### Dataset records

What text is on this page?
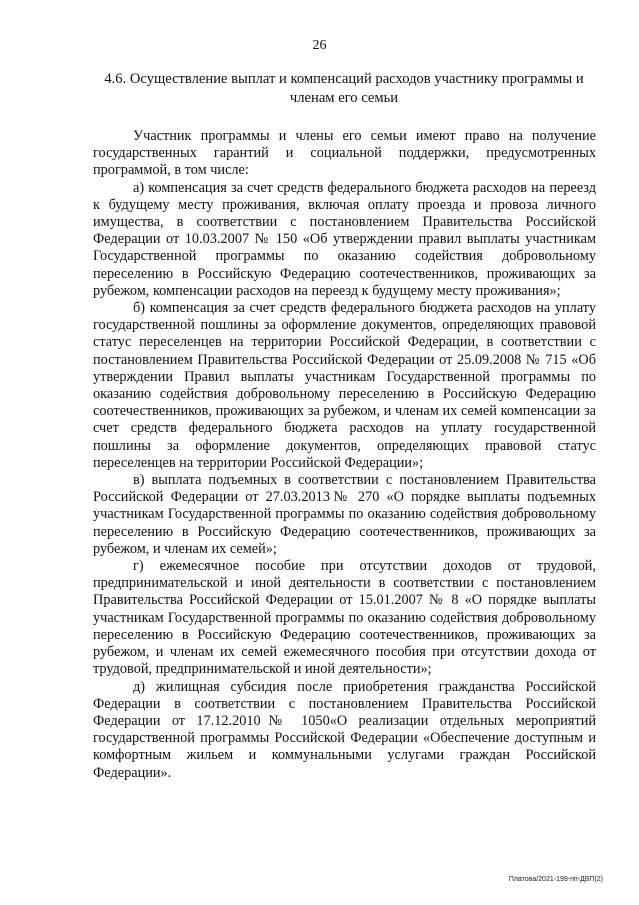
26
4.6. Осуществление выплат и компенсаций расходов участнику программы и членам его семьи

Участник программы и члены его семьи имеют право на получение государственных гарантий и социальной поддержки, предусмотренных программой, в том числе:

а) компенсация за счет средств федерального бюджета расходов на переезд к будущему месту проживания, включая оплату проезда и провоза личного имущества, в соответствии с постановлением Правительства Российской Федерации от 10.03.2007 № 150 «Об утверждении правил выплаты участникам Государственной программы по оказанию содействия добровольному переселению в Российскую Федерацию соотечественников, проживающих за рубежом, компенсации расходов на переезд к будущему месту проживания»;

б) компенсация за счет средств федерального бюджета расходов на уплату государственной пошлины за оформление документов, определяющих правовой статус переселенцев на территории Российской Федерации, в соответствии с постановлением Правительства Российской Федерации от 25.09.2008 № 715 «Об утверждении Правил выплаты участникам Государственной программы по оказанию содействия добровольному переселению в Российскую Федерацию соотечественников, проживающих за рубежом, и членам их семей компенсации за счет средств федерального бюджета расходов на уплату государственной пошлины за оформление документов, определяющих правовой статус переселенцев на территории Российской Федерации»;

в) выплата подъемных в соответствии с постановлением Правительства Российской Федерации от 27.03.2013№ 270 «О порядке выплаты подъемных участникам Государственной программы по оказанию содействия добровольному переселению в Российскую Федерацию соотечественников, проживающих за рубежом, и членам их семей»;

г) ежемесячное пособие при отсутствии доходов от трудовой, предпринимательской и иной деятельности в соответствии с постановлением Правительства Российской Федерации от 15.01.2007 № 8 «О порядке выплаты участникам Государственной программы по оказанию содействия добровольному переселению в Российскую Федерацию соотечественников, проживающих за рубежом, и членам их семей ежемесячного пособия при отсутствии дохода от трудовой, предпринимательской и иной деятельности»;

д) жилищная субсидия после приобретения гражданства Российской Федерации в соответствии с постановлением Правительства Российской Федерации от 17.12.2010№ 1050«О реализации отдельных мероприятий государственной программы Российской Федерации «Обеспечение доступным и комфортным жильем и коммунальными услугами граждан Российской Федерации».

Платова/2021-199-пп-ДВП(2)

######
### Dataset records

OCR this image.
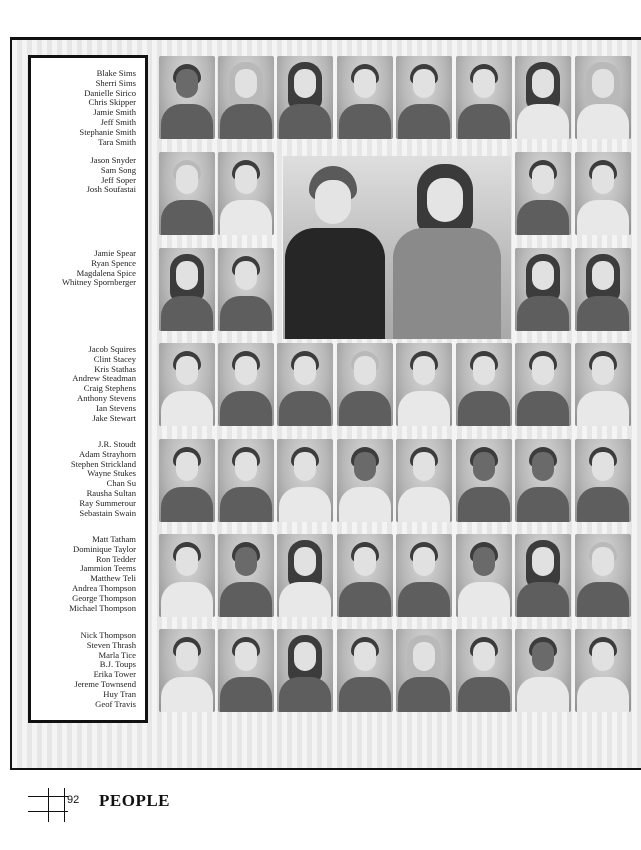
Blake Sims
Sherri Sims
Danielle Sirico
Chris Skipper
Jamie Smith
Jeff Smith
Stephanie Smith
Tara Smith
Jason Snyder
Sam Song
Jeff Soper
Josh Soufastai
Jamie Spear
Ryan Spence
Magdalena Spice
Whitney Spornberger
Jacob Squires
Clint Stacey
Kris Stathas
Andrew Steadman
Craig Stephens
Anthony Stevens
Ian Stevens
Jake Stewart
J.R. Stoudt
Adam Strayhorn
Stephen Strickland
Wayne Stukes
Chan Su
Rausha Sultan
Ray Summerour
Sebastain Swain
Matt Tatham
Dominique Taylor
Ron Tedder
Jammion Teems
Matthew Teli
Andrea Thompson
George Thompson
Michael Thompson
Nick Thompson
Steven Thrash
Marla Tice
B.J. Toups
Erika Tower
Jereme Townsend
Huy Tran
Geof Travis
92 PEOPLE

######

## [Given instruction]
Filter the records above for "Thompson" and copy every matching line.

## [Solved problem]
Andrea Thompson
George Thompson
Michael Thompson
Nick Thompson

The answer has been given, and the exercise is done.